- EXTRACT TO READ
·····

Mainwaring makes the platoon promise that he will not hear any more stories about his men drinking on duty. He goes on to say that he has offered to be the host for a sherry party for local civic dignitaries and army officers. Jones' section (with the exception of Frazer, who is "meeting" a client in Eastbourne) volunteer themselves as stewards. When they leave, Mainwaring praises his men, declaring them "indispensable". Wilson asks if Mainwaring was harsh about the public house business, but Mainwaring does not think he was, and blames it on the way he was brought up, claiming every member of his family "knew when to stop".

Meanwhile, in a train carriage, a drunken figure with more than a passing resemblance to Mainwaring downs a hip flask of Scotch. The train stops at Eastbourne, and Frazer joins the man in the carriage, and quickly learns that the drunken man is Mainwaring's black sheep brother Barry, and that he is on his way to Walmington to collect a half-hunter watch that, he claims, Mainwaring stole from him after their father's death. Frazer is more than happy to tell Mainwaring that his brother is in town.

A few days later, Mainwaring tells Wilson that he is not ashamed of his brother, but he feels that Barry let his talents go to waste, while Mainwaring himself became a respected and trustworthy figure who can "look the world full in the face". Barry rings and Mainwaring declines the call, leaving it to Wilson. Mainwaring tells Wilson to tell Barry that he will meet him at the Red Lion Inn.

When he gets there, he confronts Barry about the watch. Barry claims that their father intended to give him the watch for looking after him. Mainwaring scoffs at Barry's attempts to look after their father and refuses to hand over the watch. Barry blackmails his brother by saying that he will show him up at the sherry party if he does not. Mainwaring reluctantly hands over the watch, getting Barry's solemn oath that he will be out of Walmington on the 9:30 train.

·····

- WHAT TO WORK ON
Please copy the Mainwaring summary again, starting with "Meanwhile, in a" and going on through "Red Lion Inn.", and rename "Barry" to "Bertie" throughout that part. The records aren't needed for this.

·····

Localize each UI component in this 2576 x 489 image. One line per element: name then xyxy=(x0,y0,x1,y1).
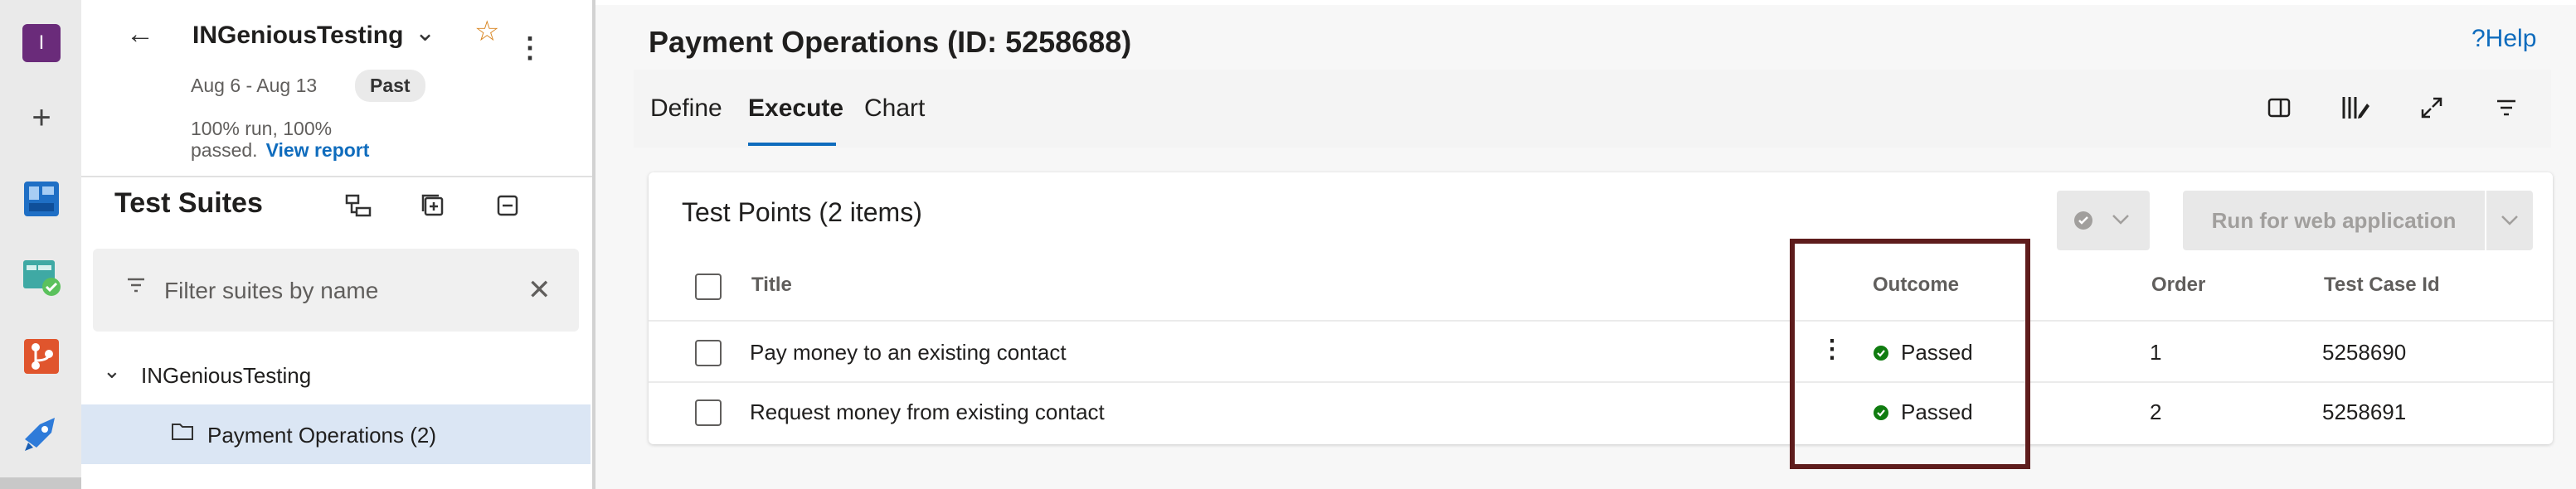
divider xyxy=(649,320,2553,322)
org-avatar[interactable]: I xyxy=(22,23,61,63)
test-points-title: Test Points (2 items) xyxy=(682,197,922,227)
check-circle-icon xyxy=(2074,211,2092,230)
row-checkbox[interactable] xyxy=(695,399,722,426)
page-title: Payment Operations (ID: 5258688) xyxy=(649,25,1132,59)
rail-footer xyxy=(0,477,81,489)
tree-root-suite[interactable]: INGeniousTesting xyxy=(141,363,311,389)
pipelines-icon[interactable] xyxy=(22,414,61,454)
filter-icon[interactable] xyxy=(2488,90,2525,126)
column-options-icon[interactable] xyxy=(2337,90,2374,126)
chevron-down-icon xyxy=(2112,215,2129,225)
plus-icon[interactable]: + xyxy=(22,98,61,138)
column-header-test-case-id[interactable]: Test Case Id xyxy=(2324,274,2440,297)
tree-item-payment-operations[interactable]: Payment Operations (2) xyxy=(81,404,591,464)
collapse-all-icon[interactable] xyxy=(493,192,522,219)
view-report-link[interactable]: View report xyxy=(266,139,370,161)
boards-icon[interactable] xyxy=(22,179,61,219)
plan-name[interactable]: INGeniousTesting xyxy=(192,22,403,50)
test-case-id-cell: 5258690 xyxy=(2322,340,2407,365)
back-arrow-icon[interactable]: ← xyxy=(126,18,154,51)
favorite-star-icon[interactable]: ☆ xyxy=(474,15,499,48)
test-plans-icon[interactable] xyxy=(22,257,61,297)
row-checkbox[interactable] xyxy=(695,340,722,366)
run-options-chevron[interactable] xyxy=(2486,191,2533,250)
chevron-down-icon[interactable]: ⌄ xyxy=(415,18,435,47)
plan-stats-line1: 100% run, 100% xyxy=(191,118,333,139)
column-header-order[interactable]: Order xyxy=(2151,274,2205,297)
new-suite-icon[interactable] xyxy=(343,192,373,219)
order-cell: 2 xyxy=(2150,399,2162,424)
status-badge: Past xyxy=(355,70,425,102)
expand-all-icon[interactable] xyxy=(418,192,448,219)
filter-icon xyxy=(126,277,146,298)
more-actions-icon[interactable]: ⋮ xyxy=(516,31,544,65)
tab-execute[interactable]: Execute xyxy=(748,94,843,123)
org-avatar-letter: I xyxy=(22,24,61,62)
tree-item-label: Payment Operations (2) xyxy=(207,423,437,448)
divider xyxy=(81,176,592,177)
folder-icon xyxy=(171,421,194,445)
mark-outcome-dropdown[interactable] xyxy=(2057,191,2150,250)
suite-filter: ✕ xyxy=(93,249,579,332)
test-case-id-cell: 5258691 xyxy=(2322,399,2407,424)
test-points-card: Test Points (2 items) Run for web applic… xyxy=(649,172,2553,444)
active-tab-indicator xyxy=(748,143,836,146)
plan-stats-text: passed. xyxy=(191,139,258,161)
tree-chevron-down-icon[interactable]: ⌄ xyxy=(103,358,121,384)
clear-filter-icon[interactable]: ✕ xyxy=(527,274,552,307)
column-header-title[interactable]: Title xyxy=(751,274,792,297)
chevron-down-icon xyxy=(2501,215,2518,225)
tab-define[interactable]: Define xyxy=(650,94,722,123)
test-suites-heading: Test Suites xyxy=(114,187,263,219)
test-point-title[interactable]: Request money from existing contact xyxy=(750,399,1105,425)
tab-chart[interactable]: Chart xyxy=(864,94,925,123)
test-point-title[interactable]: Pay money to an existing contact xyxy=(750,340,1067,366)
help-link[interactable]: ?Help xyxy=(2472,25,2536,53)
full-screen-icon[interactable] xyxy=(2413,90,2450,126)
run-for-web-application-button[interactable]: Run for web application xyxy=(2183,191,2485,250)
outcome-highlight-box xyxy=(1790,239,2030,469)
top-strip xyxy=(595,0,2576,5)
plan-stats-line2: passed. View report xyxy=(191,139,369,162)
side-pane-icon[interactable] xyxy=(2261,90,2297,126)
plan-date-range: Aug 6 - Aug 13 xyxy=(191,75,318,96)
divider xyxy=(649,381,2553,383)
app-rail: I + xyxy=(0,0,81,489)
order-cell: 1 xyxy=(2150,340,2162,365)
select-all-checkbox[interactable] xyxy=(695,274,722,300)
filter-suites-input[interactable] xyxy=(163,270,514,312)
repos-icon[interactable] xyxy=(22,336,61,376)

·····

- TASK RESPONSE
Meanwhile, in a train carriage, a drunken figure with more than a passing resemblance to Mainwaring downs a hip flask of Scotch. The train stops at Eastbourne, and Frazer joins the man in the carriage, and quickly learns that the drunken man is Mainwaring's black sheep brother Bertie, and that he is on his way to Walmington to collect a half-hunter watch that, he claims, Mainwaring stole from him after their father's death. Frazer is more than happy to tell Mainwaring that his brother is in town.

A few days later, Mainwaring tells Wilson that he is not ashamed of his brother, but he feels that Bertie let his talents go to waste, while Mainwaring himself became a respected and trustworthy figure who can "look the world full in the face". Bertie rings and Mainwaring declines the call, leaving it to Wilson. Mainwaring tells Wilson to tell Bertie that he will meet him at the Red Lion Inn.